Figure collection entries:
+-------+

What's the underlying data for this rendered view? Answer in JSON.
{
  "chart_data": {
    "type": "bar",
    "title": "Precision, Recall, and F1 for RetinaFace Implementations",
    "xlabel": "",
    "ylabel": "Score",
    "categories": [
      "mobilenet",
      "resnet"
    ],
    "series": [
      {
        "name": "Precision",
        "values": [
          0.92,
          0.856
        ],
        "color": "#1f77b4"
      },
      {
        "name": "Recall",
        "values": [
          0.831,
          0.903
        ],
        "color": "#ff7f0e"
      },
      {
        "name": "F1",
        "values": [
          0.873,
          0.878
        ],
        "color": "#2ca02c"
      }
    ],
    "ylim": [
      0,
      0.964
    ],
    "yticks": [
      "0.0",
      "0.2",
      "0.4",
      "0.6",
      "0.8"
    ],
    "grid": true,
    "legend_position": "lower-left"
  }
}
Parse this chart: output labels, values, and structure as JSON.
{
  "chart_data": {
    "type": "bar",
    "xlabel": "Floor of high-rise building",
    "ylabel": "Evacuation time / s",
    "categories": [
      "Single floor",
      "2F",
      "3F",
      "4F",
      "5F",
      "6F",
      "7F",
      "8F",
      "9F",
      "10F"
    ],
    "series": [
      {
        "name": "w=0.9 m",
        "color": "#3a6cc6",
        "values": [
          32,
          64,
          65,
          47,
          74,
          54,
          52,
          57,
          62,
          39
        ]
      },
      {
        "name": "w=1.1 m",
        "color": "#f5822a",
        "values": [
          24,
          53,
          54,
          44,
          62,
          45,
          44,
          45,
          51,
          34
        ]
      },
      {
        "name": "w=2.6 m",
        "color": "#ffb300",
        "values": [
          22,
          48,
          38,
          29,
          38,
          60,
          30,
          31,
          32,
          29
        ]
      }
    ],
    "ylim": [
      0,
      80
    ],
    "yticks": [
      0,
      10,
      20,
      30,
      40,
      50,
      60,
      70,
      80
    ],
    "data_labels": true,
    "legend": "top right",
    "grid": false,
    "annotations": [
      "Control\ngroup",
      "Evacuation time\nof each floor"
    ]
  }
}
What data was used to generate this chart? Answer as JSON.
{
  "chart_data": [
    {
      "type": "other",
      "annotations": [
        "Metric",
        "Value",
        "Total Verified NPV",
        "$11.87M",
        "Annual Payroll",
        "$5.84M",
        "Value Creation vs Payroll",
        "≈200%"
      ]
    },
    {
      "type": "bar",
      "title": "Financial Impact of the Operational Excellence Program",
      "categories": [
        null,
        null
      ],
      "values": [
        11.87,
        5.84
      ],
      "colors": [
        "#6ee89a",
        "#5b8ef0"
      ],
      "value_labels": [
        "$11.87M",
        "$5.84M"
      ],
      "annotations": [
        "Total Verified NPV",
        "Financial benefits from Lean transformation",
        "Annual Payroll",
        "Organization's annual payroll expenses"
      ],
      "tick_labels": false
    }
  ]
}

+-------+

Read the entries and pick out all lines that include the word "Financial".

▶ _Final answer_
      "title": "Financial Impact of the Operational Excellence Program",
        "Financial benefits from Lean transformation",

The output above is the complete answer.